__GIVEN EXERCISE__:
Check every line of the entries below for the word "text", and copy the ones that have it.

Stored records:

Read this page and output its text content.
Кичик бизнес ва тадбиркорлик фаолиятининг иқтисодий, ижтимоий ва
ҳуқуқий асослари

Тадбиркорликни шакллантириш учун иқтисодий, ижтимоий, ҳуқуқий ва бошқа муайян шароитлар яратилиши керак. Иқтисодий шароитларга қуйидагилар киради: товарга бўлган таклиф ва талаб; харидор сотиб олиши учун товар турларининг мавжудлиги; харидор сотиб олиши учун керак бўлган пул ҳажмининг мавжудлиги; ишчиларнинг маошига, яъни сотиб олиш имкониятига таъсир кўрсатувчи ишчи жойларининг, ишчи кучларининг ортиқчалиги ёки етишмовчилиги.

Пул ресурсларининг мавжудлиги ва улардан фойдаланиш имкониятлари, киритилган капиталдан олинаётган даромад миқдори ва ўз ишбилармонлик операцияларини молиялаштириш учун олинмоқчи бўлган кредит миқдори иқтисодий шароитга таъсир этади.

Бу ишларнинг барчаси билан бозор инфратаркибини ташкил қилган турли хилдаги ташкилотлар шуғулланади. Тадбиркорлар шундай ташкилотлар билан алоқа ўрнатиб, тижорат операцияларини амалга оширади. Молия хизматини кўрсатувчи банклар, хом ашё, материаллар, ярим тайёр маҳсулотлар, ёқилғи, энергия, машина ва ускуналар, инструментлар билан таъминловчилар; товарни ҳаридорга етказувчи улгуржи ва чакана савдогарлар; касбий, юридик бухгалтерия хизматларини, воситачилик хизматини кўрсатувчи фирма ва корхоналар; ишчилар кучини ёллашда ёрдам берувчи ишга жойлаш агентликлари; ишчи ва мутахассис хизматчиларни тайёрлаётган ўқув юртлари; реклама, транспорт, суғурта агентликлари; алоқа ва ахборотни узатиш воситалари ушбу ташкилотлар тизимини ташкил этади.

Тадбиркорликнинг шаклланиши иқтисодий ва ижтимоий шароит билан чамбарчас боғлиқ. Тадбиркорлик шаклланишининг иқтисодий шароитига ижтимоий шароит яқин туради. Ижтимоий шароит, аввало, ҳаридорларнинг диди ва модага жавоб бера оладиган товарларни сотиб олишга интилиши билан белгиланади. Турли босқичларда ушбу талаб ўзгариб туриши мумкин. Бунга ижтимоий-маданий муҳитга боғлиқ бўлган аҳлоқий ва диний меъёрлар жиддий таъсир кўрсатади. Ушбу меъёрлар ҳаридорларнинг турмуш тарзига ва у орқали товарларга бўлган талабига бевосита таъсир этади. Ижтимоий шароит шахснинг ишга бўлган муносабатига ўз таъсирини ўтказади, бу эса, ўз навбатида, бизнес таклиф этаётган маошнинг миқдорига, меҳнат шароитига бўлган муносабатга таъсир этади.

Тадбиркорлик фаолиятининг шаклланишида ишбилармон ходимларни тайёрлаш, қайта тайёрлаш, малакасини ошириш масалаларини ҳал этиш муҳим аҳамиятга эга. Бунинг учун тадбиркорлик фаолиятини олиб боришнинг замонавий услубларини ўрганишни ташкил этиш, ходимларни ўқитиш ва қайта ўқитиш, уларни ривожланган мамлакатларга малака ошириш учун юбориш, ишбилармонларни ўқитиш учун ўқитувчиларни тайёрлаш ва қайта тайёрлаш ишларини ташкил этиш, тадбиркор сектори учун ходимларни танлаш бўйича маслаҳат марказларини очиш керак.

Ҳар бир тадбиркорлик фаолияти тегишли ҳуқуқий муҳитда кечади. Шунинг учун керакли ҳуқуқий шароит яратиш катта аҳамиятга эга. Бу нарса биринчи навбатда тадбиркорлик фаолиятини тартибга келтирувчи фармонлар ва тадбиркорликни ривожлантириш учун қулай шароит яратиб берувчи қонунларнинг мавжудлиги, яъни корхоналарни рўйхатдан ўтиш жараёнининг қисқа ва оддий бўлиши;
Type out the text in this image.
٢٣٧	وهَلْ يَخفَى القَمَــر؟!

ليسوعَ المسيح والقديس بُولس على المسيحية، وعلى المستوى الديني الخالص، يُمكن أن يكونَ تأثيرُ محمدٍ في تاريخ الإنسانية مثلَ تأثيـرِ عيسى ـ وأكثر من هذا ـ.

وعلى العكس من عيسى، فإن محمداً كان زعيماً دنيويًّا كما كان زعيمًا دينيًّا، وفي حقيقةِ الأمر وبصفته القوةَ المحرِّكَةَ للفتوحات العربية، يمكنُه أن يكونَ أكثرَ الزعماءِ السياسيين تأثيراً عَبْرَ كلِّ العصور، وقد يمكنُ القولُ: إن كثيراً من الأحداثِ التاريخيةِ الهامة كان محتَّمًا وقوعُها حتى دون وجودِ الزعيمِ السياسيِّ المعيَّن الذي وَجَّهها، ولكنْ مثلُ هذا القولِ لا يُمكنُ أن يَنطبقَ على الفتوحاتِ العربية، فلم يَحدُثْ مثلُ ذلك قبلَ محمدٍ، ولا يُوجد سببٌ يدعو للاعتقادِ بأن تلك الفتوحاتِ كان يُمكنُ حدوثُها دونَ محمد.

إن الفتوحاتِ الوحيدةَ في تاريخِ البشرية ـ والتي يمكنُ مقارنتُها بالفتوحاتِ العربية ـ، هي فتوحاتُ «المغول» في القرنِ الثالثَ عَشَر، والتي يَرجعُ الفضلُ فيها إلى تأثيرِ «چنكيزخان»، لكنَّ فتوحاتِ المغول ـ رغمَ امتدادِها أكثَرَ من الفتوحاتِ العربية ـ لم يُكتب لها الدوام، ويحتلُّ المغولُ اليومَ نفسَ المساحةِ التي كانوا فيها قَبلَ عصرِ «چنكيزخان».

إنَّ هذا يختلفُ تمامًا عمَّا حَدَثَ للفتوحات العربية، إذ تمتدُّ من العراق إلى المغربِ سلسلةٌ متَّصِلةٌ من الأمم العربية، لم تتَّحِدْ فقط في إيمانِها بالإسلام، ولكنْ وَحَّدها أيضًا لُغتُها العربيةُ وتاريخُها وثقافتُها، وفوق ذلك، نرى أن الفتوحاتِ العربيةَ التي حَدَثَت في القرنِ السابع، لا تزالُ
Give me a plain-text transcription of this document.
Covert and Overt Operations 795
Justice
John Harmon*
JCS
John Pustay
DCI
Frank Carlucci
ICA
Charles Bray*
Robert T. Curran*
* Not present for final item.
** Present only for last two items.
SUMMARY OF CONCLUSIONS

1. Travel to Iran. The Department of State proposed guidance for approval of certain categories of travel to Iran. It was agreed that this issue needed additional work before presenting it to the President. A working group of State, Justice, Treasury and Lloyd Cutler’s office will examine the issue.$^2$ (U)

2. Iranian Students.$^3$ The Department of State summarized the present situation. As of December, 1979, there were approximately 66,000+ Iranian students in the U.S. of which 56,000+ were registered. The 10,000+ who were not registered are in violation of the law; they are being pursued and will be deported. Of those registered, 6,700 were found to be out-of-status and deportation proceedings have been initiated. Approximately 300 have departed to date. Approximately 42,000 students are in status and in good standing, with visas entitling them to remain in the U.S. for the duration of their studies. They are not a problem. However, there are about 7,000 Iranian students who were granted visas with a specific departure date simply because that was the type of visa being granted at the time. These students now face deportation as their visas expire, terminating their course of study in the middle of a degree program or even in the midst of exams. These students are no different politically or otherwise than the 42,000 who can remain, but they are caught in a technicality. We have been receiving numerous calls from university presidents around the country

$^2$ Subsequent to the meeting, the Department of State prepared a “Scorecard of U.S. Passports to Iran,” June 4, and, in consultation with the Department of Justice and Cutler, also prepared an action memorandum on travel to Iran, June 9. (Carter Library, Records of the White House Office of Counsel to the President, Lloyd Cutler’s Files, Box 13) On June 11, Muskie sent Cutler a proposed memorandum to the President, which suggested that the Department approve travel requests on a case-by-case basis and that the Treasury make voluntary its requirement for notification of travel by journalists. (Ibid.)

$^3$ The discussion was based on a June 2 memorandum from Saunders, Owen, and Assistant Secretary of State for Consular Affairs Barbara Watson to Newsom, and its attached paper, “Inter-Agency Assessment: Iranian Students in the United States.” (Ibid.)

__EXERCISE RESPONSE__:
Read this page and output its text content.
Type out the text in this image.
Give me a plain-text transcription of this document.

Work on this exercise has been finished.